» Data shown
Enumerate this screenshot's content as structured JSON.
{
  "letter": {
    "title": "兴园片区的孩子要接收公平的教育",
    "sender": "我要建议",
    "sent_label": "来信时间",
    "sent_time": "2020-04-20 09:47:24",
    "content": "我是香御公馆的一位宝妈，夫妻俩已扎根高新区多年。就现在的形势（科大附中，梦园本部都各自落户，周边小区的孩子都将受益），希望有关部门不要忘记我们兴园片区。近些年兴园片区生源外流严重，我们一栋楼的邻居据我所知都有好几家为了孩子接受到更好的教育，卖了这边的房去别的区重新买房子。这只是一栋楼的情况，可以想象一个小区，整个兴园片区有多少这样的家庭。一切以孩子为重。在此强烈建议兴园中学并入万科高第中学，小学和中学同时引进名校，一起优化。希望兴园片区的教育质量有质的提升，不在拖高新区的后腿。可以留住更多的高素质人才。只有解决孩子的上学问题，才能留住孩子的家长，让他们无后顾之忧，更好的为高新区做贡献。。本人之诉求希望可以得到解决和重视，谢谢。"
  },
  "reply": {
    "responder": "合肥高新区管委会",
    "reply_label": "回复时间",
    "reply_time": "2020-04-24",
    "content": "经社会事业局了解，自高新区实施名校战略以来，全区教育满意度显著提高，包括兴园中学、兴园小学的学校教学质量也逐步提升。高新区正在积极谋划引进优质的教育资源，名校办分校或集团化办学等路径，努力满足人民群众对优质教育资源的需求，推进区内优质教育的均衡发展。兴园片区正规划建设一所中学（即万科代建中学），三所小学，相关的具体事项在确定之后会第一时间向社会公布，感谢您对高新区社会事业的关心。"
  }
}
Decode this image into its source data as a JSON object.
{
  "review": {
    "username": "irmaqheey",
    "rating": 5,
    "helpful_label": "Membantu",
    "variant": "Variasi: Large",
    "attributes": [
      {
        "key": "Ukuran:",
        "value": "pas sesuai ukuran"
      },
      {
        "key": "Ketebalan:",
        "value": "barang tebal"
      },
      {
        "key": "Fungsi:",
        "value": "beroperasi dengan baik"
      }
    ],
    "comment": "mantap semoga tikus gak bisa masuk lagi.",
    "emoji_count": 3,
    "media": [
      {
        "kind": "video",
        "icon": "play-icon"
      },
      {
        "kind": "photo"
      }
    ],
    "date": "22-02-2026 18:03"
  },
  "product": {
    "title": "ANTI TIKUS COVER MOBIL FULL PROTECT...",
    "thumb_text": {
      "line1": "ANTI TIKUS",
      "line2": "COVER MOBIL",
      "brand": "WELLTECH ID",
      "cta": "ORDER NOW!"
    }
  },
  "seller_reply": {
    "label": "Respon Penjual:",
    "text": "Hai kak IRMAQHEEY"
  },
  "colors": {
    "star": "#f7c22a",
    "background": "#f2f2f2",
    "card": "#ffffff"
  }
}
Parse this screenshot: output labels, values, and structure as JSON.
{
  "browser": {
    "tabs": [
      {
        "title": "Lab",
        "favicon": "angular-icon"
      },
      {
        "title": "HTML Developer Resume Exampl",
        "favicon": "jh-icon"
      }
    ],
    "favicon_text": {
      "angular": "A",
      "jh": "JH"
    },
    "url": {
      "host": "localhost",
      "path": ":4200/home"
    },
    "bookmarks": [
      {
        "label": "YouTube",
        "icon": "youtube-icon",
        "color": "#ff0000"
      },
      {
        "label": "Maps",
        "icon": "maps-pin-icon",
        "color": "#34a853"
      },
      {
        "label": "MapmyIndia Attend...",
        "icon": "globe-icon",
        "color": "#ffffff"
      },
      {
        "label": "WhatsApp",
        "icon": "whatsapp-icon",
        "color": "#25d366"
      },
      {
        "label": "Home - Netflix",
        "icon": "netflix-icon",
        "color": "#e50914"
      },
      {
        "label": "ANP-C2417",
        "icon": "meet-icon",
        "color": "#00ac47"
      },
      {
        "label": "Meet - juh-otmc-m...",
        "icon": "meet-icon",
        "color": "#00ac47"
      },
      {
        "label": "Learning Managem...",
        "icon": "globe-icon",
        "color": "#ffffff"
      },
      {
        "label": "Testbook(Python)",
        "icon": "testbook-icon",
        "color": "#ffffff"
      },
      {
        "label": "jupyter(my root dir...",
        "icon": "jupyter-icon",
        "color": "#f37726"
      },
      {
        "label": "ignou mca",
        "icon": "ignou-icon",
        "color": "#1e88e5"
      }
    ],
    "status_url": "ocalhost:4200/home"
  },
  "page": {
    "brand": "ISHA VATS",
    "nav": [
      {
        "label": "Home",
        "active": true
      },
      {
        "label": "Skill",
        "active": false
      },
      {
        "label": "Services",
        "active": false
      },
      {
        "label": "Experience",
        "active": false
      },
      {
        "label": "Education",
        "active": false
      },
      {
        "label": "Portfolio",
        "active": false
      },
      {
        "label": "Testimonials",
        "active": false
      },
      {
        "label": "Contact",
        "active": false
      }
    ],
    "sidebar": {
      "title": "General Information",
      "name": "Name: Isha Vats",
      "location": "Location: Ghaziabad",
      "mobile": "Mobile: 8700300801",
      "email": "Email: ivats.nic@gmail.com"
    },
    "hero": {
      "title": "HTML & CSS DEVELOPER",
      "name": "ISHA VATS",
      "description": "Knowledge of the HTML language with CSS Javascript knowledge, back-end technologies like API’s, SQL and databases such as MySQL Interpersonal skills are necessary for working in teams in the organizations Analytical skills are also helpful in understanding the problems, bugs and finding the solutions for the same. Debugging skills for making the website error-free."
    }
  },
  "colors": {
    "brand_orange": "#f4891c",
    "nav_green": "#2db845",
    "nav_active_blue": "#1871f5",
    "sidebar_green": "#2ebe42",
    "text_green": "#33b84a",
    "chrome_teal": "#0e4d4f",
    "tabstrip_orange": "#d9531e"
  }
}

» Challenge
Pick out and copy the lines of the entries that hold the string "screenshot".

» Complete output
Enumerate this screenshot's content as structured JSON.
Parse this screenshot: output labels, values, and structure as JSON.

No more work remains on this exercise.